Your instructions: Identify the lines holding "JSON" and copy them.

Lines of data
>>>

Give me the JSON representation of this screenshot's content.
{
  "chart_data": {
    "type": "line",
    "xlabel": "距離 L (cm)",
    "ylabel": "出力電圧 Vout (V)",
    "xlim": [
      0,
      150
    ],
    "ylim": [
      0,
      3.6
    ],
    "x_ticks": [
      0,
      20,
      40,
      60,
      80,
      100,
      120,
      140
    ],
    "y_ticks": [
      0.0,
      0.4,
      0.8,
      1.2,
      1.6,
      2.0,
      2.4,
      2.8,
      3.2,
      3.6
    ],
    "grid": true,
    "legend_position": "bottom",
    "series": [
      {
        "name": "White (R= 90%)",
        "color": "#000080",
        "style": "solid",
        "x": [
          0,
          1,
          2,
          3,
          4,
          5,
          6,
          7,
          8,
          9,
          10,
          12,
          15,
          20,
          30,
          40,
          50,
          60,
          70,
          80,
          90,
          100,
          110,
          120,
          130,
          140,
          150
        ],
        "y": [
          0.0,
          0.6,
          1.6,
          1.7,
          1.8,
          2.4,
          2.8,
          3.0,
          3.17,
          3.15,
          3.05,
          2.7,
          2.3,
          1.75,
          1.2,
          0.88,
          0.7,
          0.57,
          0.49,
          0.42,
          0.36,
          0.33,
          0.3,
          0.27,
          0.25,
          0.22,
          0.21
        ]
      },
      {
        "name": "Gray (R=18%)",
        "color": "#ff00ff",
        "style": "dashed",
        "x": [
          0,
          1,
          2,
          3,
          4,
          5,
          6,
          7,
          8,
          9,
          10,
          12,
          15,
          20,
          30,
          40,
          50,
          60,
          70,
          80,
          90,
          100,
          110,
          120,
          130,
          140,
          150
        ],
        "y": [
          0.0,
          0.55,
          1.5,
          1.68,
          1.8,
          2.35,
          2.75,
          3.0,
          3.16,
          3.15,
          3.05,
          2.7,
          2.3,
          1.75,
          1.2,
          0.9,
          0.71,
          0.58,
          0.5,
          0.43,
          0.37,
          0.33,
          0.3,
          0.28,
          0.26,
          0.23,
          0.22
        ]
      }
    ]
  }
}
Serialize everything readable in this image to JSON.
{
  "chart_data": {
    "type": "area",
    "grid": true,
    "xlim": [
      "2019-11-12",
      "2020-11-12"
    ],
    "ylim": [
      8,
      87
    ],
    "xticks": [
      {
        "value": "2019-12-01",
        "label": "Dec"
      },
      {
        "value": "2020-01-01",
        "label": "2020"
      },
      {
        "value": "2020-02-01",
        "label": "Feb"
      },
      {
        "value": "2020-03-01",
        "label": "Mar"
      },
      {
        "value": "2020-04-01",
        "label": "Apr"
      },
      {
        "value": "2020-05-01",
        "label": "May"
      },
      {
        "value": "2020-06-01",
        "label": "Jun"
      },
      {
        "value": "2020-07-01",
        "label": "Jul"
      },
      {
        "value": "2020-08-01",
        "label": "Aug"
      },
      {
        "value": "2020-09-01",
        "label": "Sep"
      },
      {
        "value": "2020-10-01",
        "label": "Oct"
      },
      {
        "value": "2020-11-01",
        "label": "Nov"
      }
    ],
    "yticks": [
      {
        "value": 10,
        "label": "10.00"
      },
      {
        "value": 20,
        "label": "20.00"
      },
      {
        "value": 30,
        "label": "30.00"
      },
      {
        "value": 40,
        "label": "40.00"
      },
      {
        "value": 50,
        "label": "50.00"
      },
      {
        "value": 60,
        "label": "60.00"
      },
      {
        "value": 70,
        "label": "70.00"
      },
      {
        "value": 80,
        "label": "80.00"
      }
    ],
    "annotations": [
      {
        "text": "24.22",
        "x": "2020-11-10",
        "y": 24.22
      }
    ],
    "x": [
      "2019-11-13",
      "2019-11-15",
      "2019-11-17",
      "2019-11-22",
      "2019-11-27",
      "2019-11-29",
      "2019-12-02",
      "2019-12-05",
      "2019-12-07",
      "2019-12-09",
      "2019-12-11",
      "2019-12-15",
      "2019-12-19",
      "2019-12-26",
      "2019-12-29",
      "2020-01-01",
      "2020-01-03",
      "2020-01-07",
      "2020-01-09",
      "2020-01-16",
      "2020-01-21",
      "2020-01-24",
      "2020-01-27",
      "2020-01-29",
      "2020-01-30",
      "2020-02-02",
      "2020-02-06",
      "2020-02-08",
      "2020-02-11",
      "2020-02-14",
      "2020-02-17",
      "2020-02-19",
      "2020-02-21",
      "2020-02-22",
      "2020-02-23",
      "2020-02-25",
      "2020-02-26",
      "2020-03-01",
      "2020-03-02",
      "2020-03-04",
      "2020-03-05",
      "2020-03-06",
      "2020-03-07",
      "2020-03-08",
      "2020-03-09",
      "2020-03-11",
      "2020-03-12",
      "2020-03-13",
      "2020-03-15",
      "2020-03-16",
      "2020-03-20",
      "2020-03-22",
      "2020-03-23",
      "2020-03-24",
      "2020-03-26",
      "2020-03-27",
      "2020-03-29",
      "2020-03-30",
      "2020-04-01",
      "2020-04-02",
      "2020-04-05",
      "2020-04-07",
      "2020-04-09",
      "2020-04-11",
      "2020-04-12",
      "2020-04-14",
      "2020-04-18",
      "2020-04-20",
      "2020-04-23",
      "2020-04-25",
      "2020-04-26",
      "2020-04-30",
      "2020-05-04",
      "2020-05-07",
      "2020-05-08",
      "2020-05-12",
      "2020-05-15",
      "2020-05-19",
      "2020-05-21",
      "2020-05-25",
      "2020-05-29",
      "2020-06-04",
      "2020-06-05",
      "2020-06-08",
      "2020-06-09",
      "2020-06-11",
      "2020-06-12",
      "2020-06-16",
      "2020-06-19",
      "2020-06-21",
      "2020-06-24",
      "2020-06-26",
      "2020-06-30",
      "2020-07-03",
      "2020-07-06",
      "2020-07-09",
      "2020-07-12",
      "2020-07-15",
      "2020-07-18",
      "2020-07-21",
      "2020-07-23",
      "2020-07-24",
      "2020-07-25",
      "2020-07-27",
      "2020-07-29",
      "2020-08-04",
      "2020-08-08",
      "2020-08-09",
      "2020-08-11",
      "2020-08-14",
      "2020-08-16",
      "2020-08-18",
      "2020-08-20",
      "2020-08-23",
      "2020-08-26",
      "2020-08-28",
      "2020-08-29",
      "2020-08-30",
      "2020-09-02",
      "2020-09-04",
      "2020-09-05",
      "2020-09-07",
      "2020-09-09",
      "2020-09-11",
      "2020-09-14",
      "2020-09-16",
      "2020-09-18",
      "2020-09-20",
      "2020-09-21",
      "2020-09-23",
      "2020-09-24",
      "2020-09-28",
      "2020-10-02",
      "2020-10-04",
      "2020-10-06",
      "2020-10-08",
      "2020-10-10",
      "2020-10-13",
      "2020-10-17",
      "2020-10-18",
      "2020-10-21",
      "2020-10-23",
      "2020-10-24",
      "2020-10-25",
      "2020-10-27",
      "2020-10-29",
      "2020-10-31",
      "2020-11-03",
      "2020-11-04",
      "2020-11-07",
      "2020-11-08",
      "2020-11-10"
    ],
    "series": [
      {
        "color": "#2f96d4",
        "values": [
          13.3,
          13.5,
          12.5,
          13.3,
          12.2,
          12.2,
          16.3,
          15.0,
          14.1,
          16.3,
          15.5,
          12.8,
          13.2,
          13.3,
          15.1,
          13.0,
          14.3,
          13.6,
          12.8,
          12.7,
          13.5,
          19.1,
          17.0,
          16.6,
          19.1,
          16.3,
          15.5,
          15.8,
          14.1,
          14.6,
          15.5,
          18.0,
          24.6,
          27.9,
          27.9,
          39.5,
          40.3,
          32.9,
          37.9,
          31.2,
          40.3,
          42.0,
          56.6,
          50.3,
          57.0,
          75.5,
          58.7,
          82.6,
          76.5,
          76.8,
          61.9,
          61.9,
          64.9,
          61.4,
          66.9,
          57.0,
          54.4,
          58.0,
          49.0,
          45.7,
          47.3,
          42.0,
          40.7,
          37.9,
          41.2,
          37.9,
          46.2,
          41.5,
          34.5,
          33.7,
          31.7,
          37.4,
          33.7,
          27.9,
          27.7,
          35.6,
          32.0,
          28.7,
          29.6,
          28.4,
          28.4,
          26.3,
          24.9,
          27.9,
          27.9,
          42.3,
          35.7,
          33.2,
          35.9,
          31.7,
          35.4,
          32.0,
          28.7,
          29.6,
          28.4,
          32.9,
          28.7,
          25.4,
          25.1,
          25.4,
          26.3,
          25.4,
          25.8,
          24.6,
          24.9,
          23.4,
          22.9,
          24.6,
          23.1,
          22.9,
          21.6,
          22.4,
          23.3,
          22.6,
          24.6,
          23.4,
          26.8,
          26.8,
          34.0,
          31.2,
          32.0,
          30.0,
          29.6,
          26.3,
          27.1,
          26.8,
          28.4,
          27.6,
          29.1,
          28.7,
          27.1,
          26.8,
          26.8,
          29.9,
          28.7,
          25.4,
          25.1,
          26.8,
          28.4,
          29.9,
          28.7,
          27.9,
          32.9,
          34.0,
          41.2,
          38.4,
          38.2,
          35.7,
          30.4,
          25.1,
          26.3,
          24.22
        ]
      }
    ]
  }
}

<<<

Exercise result:
Give me the JSON representation of this screenshot's content.
Serialize everything readable in this image to JSON.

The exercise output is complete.